## [Written request]
Check each line of the records for "diagnostic"; collect those that have it.

## [Provided material]
#####

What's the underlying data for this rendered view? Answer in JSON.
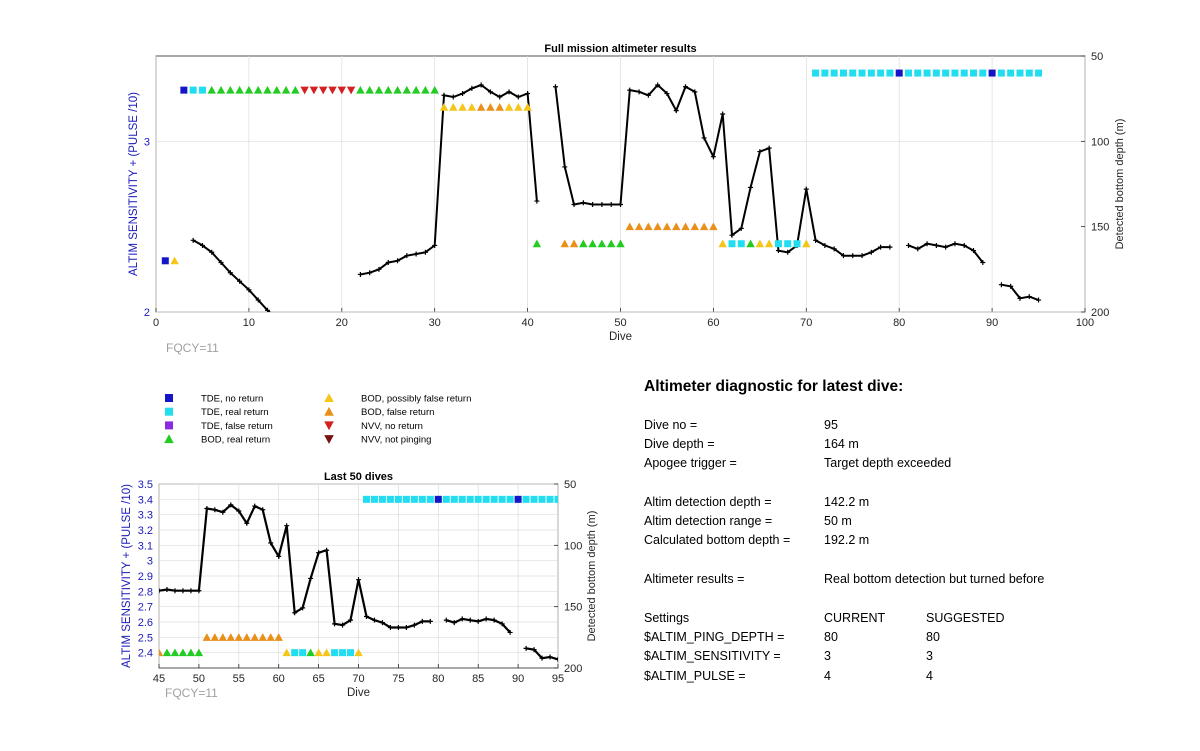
{
  "chart_data": [
    {
      "type": "line",
      "title": "Full mission altimeter results",
      "xlabel": "Dive",
      "ylabel_left": "ALTIM SENSITIVITY + (PULSE /10)",
      "ylabel_right": "Detected bottom depth (m)",
      "xlim": [
        0,
        100
      ],
      "ylim_left": [
        2,
        3.5
      ],
      "ylim_right": [
        200,
        50
      ],
      "right_axis_reversed": true,
      "grid": true,
      "x_ticks": [
        "0",
        "10",
        "20",
        "30",
        "40",
        "50",
        "60",
        "70",
        "80",
        "90",
        "100"
      ],
      "y_left_ticks": [
        "2",
        "3"
      ],
      "y_right_ticks": [
        "50",
        "100",
        "150",
        "200"
      ],
      "annotation": "FQCY=11",
      "depth_series": {
        "color": "#000000",
        "points": [
          [
            2,
            42
          ],
          [
            4,
            158
          ],
          [
            5,
            161
          ],
          [
            6,
            165
          ],
          [
            7,
            171
          ],
          [
            8,
            177
          ],
          [
            9,
            182
          ],
          [
            10,
            187
          ],
          [
            11,
            193
          ],
          [
            12,
            199
          ],
          [
            13,
            204
          ],
          [
            14,
            207
          ],
          [
            15,
            211
          ],
          [
            22,
            178
          ],
          [
            23,
            177
          ],
          [
            24,
            175
          ],
          [
            25,
            171
          ],
          [
            26,
            170
          ],
          [
            27,
            167
          ],
          [
            28,
            166
          ],
          [
            29,
            165
          ],
          [
            30,
            161
          ],
          [
            31,
            73
          ],
          [
            32,
            74
          ],
          [
            33,
            72
          ],
          [
            34,
            69
          ],
          [
            35,
            67
          ],
          [
            36,
            71
          ],
          [
            37,
            74
          ],
          [
            38,
            71
          ],
          [
            39,
            74
          ],
          [
            40,
            72
          ],
          [
            41,
            135
          ],
          [
            43,
            68
          ],
          [
            44,
            115
          ],
          [
            45,
            137
          ],
          [
            46,
            136
          ],
          [
            47,
            137
          ],
          [
            48,
            137
          ],
          [
            49,
            137
          ],
          [
            50,
            137
          ],
          [
            51,
            70
          ],
          [
            52,
            71
          ],
          [
            53,
            73
          ],
          [
            54,
            67
          ],
          [
            55,
            72
          ],
          [
            56,
            82
          ],
          [
            57,
            68
          ],
          [
            58,
            71
          ],
          [
            59,
            98
          ],
          [
            60,
            109
          ],
          [
            61,
            84
          ],
          [
            62,
            155
          ],
          [
            63,
            151
          ],
          [
            64,
            127
          ],
          [
            65,
            106
          ],
          [
            66,
            104
          ],
          [
            67,
            164
          ],
          [
            68,
            165
          ],
          [
            69,
            161
          ],
          [
            70,
            128
          ],
          [
            71,
            158
          ],
          [
            72,
            161
          ],
          [
            73,
            163
          ],
          [
            74,
            167
          ],
          [
            75,
            167
          ],
          [
            76,
            167
          ],
          [
            77,
            165
          ],
          [
            78,
            162
          ],
          [
            79,
            162
          ],
          [
            81,
            161
          ],
          [
            82,
            163
          ],
          [
            83,
            160
          ],
          [
            84,
            161
          ],
          [
            85,
            162
          ],
          [
            86,
            160
          ],
          [
            87,
            161
          ],
          [
            88,
            164
          ],
          [
            89,
            171
          ],
          [
            91,
            184
          ],
          [
            92,
            185
          ],
          [
            93,
            192
          ],
          [
            94,
            191
          ],
          [
            95,
            193
          ]
        ]
      },
      "flags": [
        {
          "x": [
            3
          ],
          "y": 3.3,
          "series": "TDE, no return"
        },
        {
          "x": [
            4,
            5
          ],
          "y": 3.3,
          "series": "TDE, real return"
        },
        {
          "x": [
            6,
            7,
            8,
            9,
            10,
            11,
            12,
            13,
            14,
            15
          ],
          "y": 3.3,
          "series": "BOD, real return"
        },
        {
          "x": [
            16,
            17,
            18,
            19,
            20,
            21
          ],
          "y": 3.3,
          "series": "NVV, no return"
        },
        {
          "x": [
            22,
            23,
            24,
            25,
            26,
            27,
            28,
            29,
            30
          ],
          "y": 3.3,
          "series": "BOD, real return"
        },
        {
          "x": [
            31,
            32,
            33,
            34,
            38,
            39,
            40
          ],
          "y": 3.2,
          "series": "BOD, possibly false return"
        },
        {
          "x": [
            35,
            36,
            37
          ],
          "y": 3.2,
          "series": "BOD, false return"
        },
        {
          "x": [
            1
          ],
          "y": 2.3,
          "series": "TDE, no return"
        },
        {
          "x": [
            2
          ],
          "y": 2.3,
          "series": "BOD, possibly false return"
        },
        {
          "x": [
            41,
            46,
            47,
            48,
            49,
            50
          ],
          "y": 2.4,
          "series": "BOD, real return"
        },
        {
          "x": [
            44,
            45
          ],
          "y": 2.4,
          "series": "BOD, false return"
        },
        {
          "x": [
            51,
            52,
            53,
            54,
            55,
            56,
            57,
            58,
            59,
            60
          ],
          "y": 2.5,
          "series": "BOD, false return"
        },
        {
          "x": [
            61,
            65,
            66,
            70
          ],
          "y": 2.4,
          "series": "BOD, possibly false return"
        },
        {
          "x": [
            62,
            63,
            67,
            68,
            69
          ],
          "y": 2.4,
          "series": "TDE, real return"
        },
        {
          "x": [
            64
          ],
          "y": 2.4,
          "series": "BOD, real return"
        },
        {
          "x": [
            71,
            72,
            73,
            74,
            75,
            76,
            77,
            78,
            79,
            81,
            82,
            83,
            84,
            85,
            86,
            87,
            88,
            89,
            91,
            92,
            93,
            94,
            95
          ],
          "y": 3.4,
          "series": "TDE, real return"
        },
        {
          "x": [
            80,
            90
          ],
          "y": 3.4,
          "series": "TDE, no return"
        }
      ]
    },
    {
      "type": "line",
      "title": "Last 50 dives",
      "xlabel": "Dive",
      "ylabel_left": "ALTIM SENSITIVITY + (PULSE /10)",
      "ylabel_right": "Detected bottom depth (m)",
      "xlim": [
        45,
        95
      ],
      "ylim_left": [
        2.3,
        3.5
      ],
      "ylim_right": [
        200,
        50
      ],
      "right_axis_reversed": true,
      "grid": true,
      "x_ticks": [
        "45",
        "50",
        "55",
        "60",
        "65",
        "70",
        "75",
        "80",
        "85",
        "90",
        "95"
      ],
      "y_left_ticks": [
        "2.4",
        "2.5",
        "2.6",
        "2.7",
        "2.8",
        "2.9",
        "3",
        "3.1",
        "3.2",
        "3.3",
        "3.4",
        "3.5"
      ],
      "y_right_ticks": [
        "50",
        "100",
        "150",
        "200"
      ],
      "annotation": "FQCY=11"
    }
  ],
  "legend": {
    "col1": [
      {
        "label": "TDE, no return",
        "marker": "square",
        "color": "#1515c8"
      },
      {
        "label": "TDE, real return",
        "marker": "square",
        "color": "#22ddf0"
      },
      {
        "label": "TDE, false return",
        "marker": "square",
        "color": "#8a2be2"
      },
      {
        "label": "BOD, real return",
        "marker": "triangle-up",
        "color": "#22cc22"
      }
    ],
    "col2": [
      {
        "label": "BOD, possibly false return",
        "marker": "triangle-up",
        "color": "#f5c518"
      },
      {
        "label": "BOD, false return",
        "marker": "triangle-up",
        "color": "#e8901a"
      },
      {
        "label": "NVV, no return",
        "marker": "triangle-down",
        "color": "#d42020"
      },
      {
        "label": "NVV, not pinging",
        "marker": "triangle-down",
        "color": "#7a1010"
      }
    ]
  },
  "diagnostic": {
    "title": "Altimeter diagnostic for latest dive:",
    "rows": [
      {
        "label": "Dive no =",
        "value": "95"
      },
      {
        "label": "Dive depth =",
        "value": "164 m"
      },
      {
        "label": "Apogee trigger =",
        "value": "Target depth exceeded"
      },
      {
        "label": "Altim detection depth =",
        "value": "142.2 m"
      },
      {
        "label": "Altim detection range =",
        "value": "50 m"
      },
      {
        "label": "Calculated bottom depth =",
        "value": "192.2 m"
      },
      {
        "label": "Altimeter results =",
        "value": "Real bottom detection but turned before"
      }
    ],
    "settings": {
      "header": {
        "label": "Settings",
        "current": "CURRENT",
        "suggested": "SUGGESTED"
      },
      "rows": [
        {
          "label": "$ALTIM_PING_DEPTH =",
          "current": "80",
          "suggested": "80"
        },
        {
          "label": "$ALTIM_SENSITIVITY =",
          "current": "3",
          "suggested": "3"
        },
        {
          "label": "$ALTIM_PULSE =",
          "current": "4",
          "suggested": "4"
        }
      ]
    }
  }
}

#####

## [Task output]
  "diagnostic": {
    "title": "Altimeter diagnostic for latest dive:",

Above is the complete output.